►

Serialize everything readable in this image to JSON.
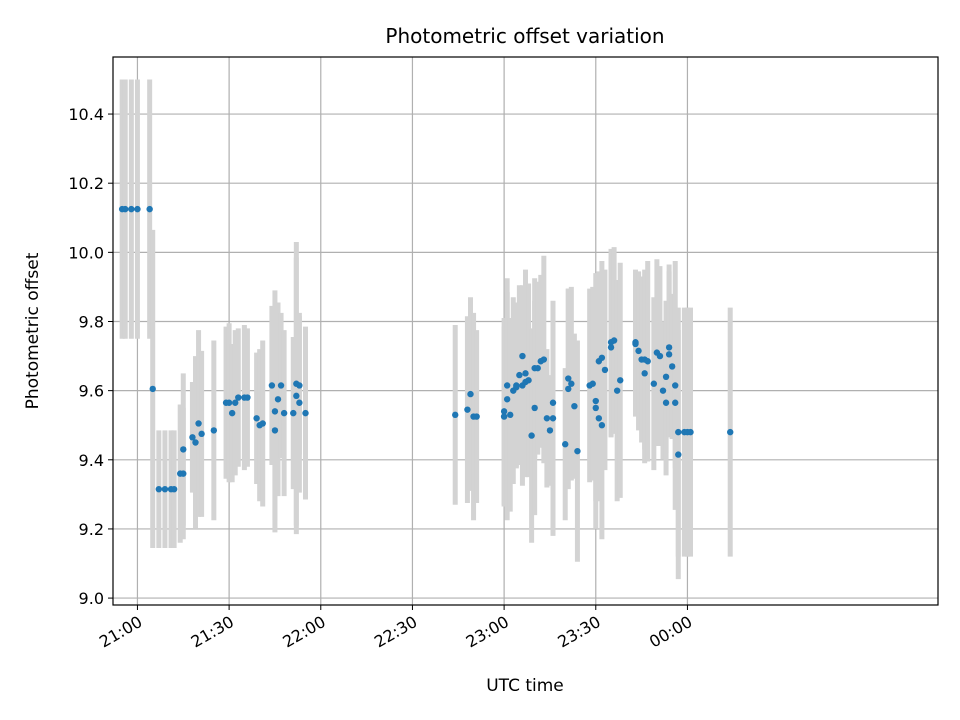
{
  "chart_data": {
    "type": "scatter",
    "title": "Photometric offset variation",
    "xlabel": "UTC time",
    "ylabel": "Photometric offset",
    "xlim": [
      "20:52",
      "01:22"
    ],
    "ylim": [
      8.98,
      10.565
    ],
    "grid": true,
    "x_ticks": [
      "21:00",
      "21:30",
      "22:00",
      "22:30",
      "23:00",
      "23:30",
      "00:00"
    ],
    "y_ticks": [
      9.0,
      9.2,
      9.4,
      9.6,
      9.8,
      10.0,
      10.2,
      10.4
    ],
    "colors": {
      "point": "#1f77b4",
      "errorbar": "#d3d3d3",
      "grid": "#b0b0b0"
    },
    "series": [
      {
        "x": [
          "20:55",
          "20:56",
          "20:58",
          "21:00",
          "21:04",
          "21:05",
          "21:07",
          "21:09",
          "21:11",
          "21:12",
          "21:14",
          "21:15",
          "21:15",
          "21:18",
          "21:19",
          "21:20",
          "21:21",
          "21:25",
          "21:29",
          "21:30",
          "21:31",
          "21:32",
          "21:33",
          "21:35",
          "21:36",
          "21:39",
          "21:40",
          "21:41",
          "21:44",
          "21:45",
          "21:45",
          "21:46",
          "21:47",
          "21:48",
          "21:51",
          "21:52",
          "21:52",
          "21:53",
          "21:53",
          "21:55",
          "22:44",
          "22:48",
          "22:49",
          "22:50",
          "22:51",
          "23:00",
          "23:00",
          "23:01",
          "23:01",
          "23:02",
          "23:03",
          "23:04",
          "23:04",
          "23:05",
          "23:06",
          "23:06",
          "23:07",
          "23:07",
          "23:08",
          "23:09",
          "23:10",
          "23:10",
          "23:11",
          "23:12",
          "23:13",
          "23:14",
          "23:15",
          "23:16",
          "23:16",
          "23:20",
          "23:21",
          "23:21",
          "23:22",
          "23:23",
          "23:24",
          "23:28",
          "23:29",
          "23:30",
          "23:30",
          "23:31",
          "23:31",
          "23:32",
          "23:32",
          "23:33",
          "23:35",
          "23:35",
          "23:36",
          "23:37",
          "23:38",
          "23:43",
          "23:43",
          "23:44",
          "23:45",
          "23:46",
          "23:46",
          "23:47",
          "23:49",
          "23:50",
          "23:51",
          "23:52",
          "23:53",
          "23:53",
          "23:54",
          "23:54",
          "23:55",
          "23:56",
          "23:56",
          "23:57",
          "23:57",
          "23:59",
          "24:00",
          "24:01",
          "24:14"
        ],
        "y": [
          10.125,
          10.125,
          10.125,
          10.125,
          10.125,
          9.605,
          9.315,
          9.315,
          9.315,
          9.315,
          9.36,
          9.43,
          9.36,
          9.465,
          9.45,
          9.505,
          9.475,
          9.485,
          9.565,
          9.565,
          9.535,
          9.565,
          9.58,
          9.58,
          9.58,
          9.52,
          9.5,
          9.505,
          9.615,
          9.54,
          9.485,
          9.575,
          9.615,
          9.535,
          9.535,
          9.62,
          9.585,
          9.615,
          9.565,
          9.535,
          9.53,
          9.545,
          9.59,
          9.525,
          9.525,
          9.54,
          9.525,
          9.575,
          9.615,
          9.53,
          9.6,
          9.61,
          9.615,
          9.645,
          9.7,
          9.615,
          9.625,
          9.65,
          9.63,
          9.47,
          9.55,
          9.665,
          9.665,
          9.685,
          9.69,
          9.52,
          9.485,
          9.565,
          9.52,
          9.445,
          9.635,
          9.605,
          9.62,
          9.555,
          9.425,
          9.615,
          9.62,
          9.55,
          9.57,
          9.52,
          9.685,
          9.5,
          9.695,
          9.66,
          9.725,
          9.74,
          9.745,
          9.6,
          9.63,
          9.74,
          9.735,
          9.715,
          9.69,
          9.65,
          9.69,
          9.685,
          9.62,
          9.71,
          9.7,
          9.6,
          9.565,
          9.64,
          9.705,
          9.725,
          9.67,
          9.615,
          9.565,
          9.415,
          9.48,
          9.48,
          9.48,
          9.48,
          9.48
        ],
        "err": [
          0.375,
          0.375,
          0.375,
          0.375,
          0.375,
          0.46,
          0.17,
          0.17,
          0.17,
          0.17,
          0.2,
          0.22,
          0.19,
          0.16,
          0.25,
          0.27,
          0.24,
          0.26,
          0.22,
          0.23,
          0.2,
          0.21,
          0.2,
          0.21,
          0.2,
          0.19,
          0.22,
          0.24,
          0.23,
          0.35,
          0.26,
          0.28,
          0.21,
          0.24,
          0.22,
          0.41,
          0.4,
          0.2,
          0.26,
          0.25,
          0.26,
          0.27,
          0.28,
          0.3,
          0.25,
          0.27,
          0.26,
          0.35,
          0.27,
          0.28,
          0.27,
          0.23,
          0.24,
          0.26,
          0.19,
          0.29,
          0.25,
          0.3,
          0.28,
          0.31,
          0.31,
          0.26,
          0.25,
          0.25,
          0.3,
          0.2,
          0.16,
          0.23,
          0.34,
          0.22,
          0.26,
          0.29,
          0.28,
          0.21,
          0.32,
          0.28,
          0.28,
          0.27,
          0.37,
          0.24,
          0.26,
          0.33,
          0.28,
          0.29,
          0.26,
          0.27,
          0.27,
          0.32,
          0.34,
          0.21,
          0.21,
          0.23,
          0.24,
          0.26,
          0.26,
          0.29,
          0.25,
          0.27,
          0.26,
          0.2,
          0.21,
          0.22,
          0.24,
          0.24,
          0.21,
          0.36,
          0.19,
          0.36,
          0.36,
          0.36,
          0.36,
          0.36,
          0.36
        ]
      }
    ]
  }
}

◄

* Work to be completed
The material above must be printed exactly, with its pictures left out.

* Final result
Serialize everything readable in this image to JSON.
{
  "chart_data": {
    "type": "scatter",
    "title": "Photometric offset variation",
    "xlabel": "UTC time",
    "ylabel": "Photometric offset",
    "xlim": [
      "20:52",
      "01:22"
    ],
    "ylim": [
      8.98,
      10.565
    ],
    "grid": true,
    "x_ticks": [
      "21:00",
      "21:30",
      "22:00",
      "22:30",
      "23:00",
      "23:30",
      "00:00"
    ],
    "y_ticks": [
      9.0,
      9.2,
      9.4,
      9.6,
      9.8,
      10.0,
      10.2,
      10.4
    ],
    "colors": {
      "point": "#1f77b4",
      "errorbar": "#d3d3d3",
      "grid": "#b0b0b0"
    },
    "series": [
      {
        "x": [
          "20:55",
          "20:56",
          "20:58",
          "21:00",
          "21:04",
          "21:05",
          "21:07",
          "21:09",
          "21:11",
          "21:12",
          "21:14",
          "21:15",
          "21:15",
          "21:18",
          "21:19",
          "21:20",
          "21:21",
          "21:25",
          "21:29",
          "21:30",
          "21:31",
          "21:32",
          "21:33",
          "21:35",
          "21:36",
          "21:39",
          "21:40",
          "21:41",
          "21:44",
          "21:45",
          "21:45",
          "21:46",
          "21:47",
          "21:48",
          "21:51",
          "21:52",
          "21:52",
          "21:53",
          "21:53",
          "21:55",
          "22:44",
          "22:48",
          "22:49",
          "22:50",
          "22:51",
          "23:00",
          "23:00",
          "23:01",
          "23:01",
          "23:02",
          "23:03",
          "23:04",
          "23:04",
          "23:05",
          "23:06",
          "23:06",
          "23:07",
          "23:07",
          "23:08",
          "23:09",
          "23:10",
          "23:10",
          "23:11",
          "23:12",
          "23:13",
          "23:14",
          "23:15",
          "23:16",
          "23:16",
          "23:20",
          "23:21",
          "23:21",
          "23:22",
          "23:23",
          "23:24",
          "23:28",
          "23:29",
          "23:30",
          "23:30",
          "23:31",
          "23:31",
          "23:32",
          "23:32",
          "23:33",
          "23:35",
          "23:35",
          "23:36",
          "23:37",
          "23:38",
          "23:43",
          "23:43",
          "23:44",
          "23:45",
          "23:46",
          "23:46",
          "23:47",
          "23:49",
          "23:50",
          "23:51",
          "23:52",
          "23:53",
          "23:53",
          "23:54",
          "23:54",
          "23:55",
          "23:56",
          "23:56",
          "23:57",
          "23:57",
          "23:59",
          "24:00",
          "24:01",
          "24:14"
        ],
        "y": [
          10.125,
          10.125,
          10.125,
          10.125,
          10.125,
          9.605,
          9.315,
          9.315,
          9.315,
          9.315,
          9.36,
          9.43,
          9.36,
          9.465,
          9.45,
          9.505,
          9.475,
          9.485,
          9.565,
          9.565,
          9.535,
          9.565,
          9.58,
          9.58,
          9.58,
          9.52,
          9.5,
          9.505,
          9.615,
          9.54,
          9.485,
          9.575,
          9.615,
          9.535,
          9.535,
          9.62,
          9.585,
          9.615,
          9.565,
          9.535,
          9.53,
          9.545,
          9.59,
          9.525,
          9.525,
          9.54,
          9.525,
          9.575,
          9.615,
          9.53,
          9.6,
          9.61,
          9.615,
          9.645,
          9.7,
          9.615,
          9.625,
          9.65,
          9.63,
          9.47,
          9.55,
          9.665,
          9.665,
          9.685,
          9.69,
          9.52,
          9.485,
          9.565,
          9.52,
          9.445,
          9.635,
          9.605,
          9.62,
          9.555,
          9.425,
          9.615,
          9.62,
          9.55,
          9.57,
          9.52,
          9.685,
          9.5,
          9.695,
          9.66,
          9.725,
          9.74,
          9.745,
          9.6,
          9.63,
          9.74,
          9.735,
          9.715,
          9.69,
          9.65,
          9.69,
          9.685,
          9.62,
          9.71,
          9.7,
          9.6,
          9.565,
          9.64,
          9.705,
          9.725,
          9.67,
          9.615,
          9.565,
          9.415,
          9.48,
          9.48,
          9.48,
          9.48,
          9.48
        ],
        "err": [
          0.375,
          0.375,
          0.375,
          0.375,
          0.375,
          0.46,
          0.17,
          0.17,
          0.17,
          0.17,
          0.2,
          0.22,
          0.19,
          0.16,
          0.25,
          0.27,
          0.24,
          0.26,
          0.22,
          0.23,
          0.2,
          0.21,
          0.2,
          0.21,
          0.2,
          0.19,
          0.22,
          0.24,
          0.23,
          0.35,
          0.26,
          0.28,
          0.21,
          0.24,
          0.22,
          0.41,
          0.4,
          0.2,
          0.26,
          0.25,
          0.26,
          0.27,
          0.28,
          0.3,
          0.25,
          0.27,
          0.26,
          0.35,
          0.27,
          0.28,
          0.27,
          0.23,
          0.24,
          0.26,
          0.19,
          0.29,
          0.25,
          0.3,
          0.28,
          0.31,
          0.31,
          0.26,
          0.25,
          0.25,
          0.3,
          0.2,
          0.16,
          0.23,
          0.34,
          0.22,
          0.26,
          0.29,
          0.28,
          0.21,
          0.32,
          0.28,
          0.28,
          0.27,
          0.37,
          0.24,
          0.26,
          0.33,
          0.28,
          0.29,
          0.26,
          0.27,
          0.27,
          0.32,
          0.34,
          0.21,
          0.21,
          0.23,
          0.24,
          0.26,
          0.26,
          0.29,
          0.25,
          0.27,
          0.26,
          0.2,
          0.21,
          0.22,
          0.24,
          0.24,
          0.21,
          0.36,
          0.19,
          0.36,
          0.36,
          0.36,
          0.36,
          0.36,
          0.36
        ]
      }
    ]
  }
}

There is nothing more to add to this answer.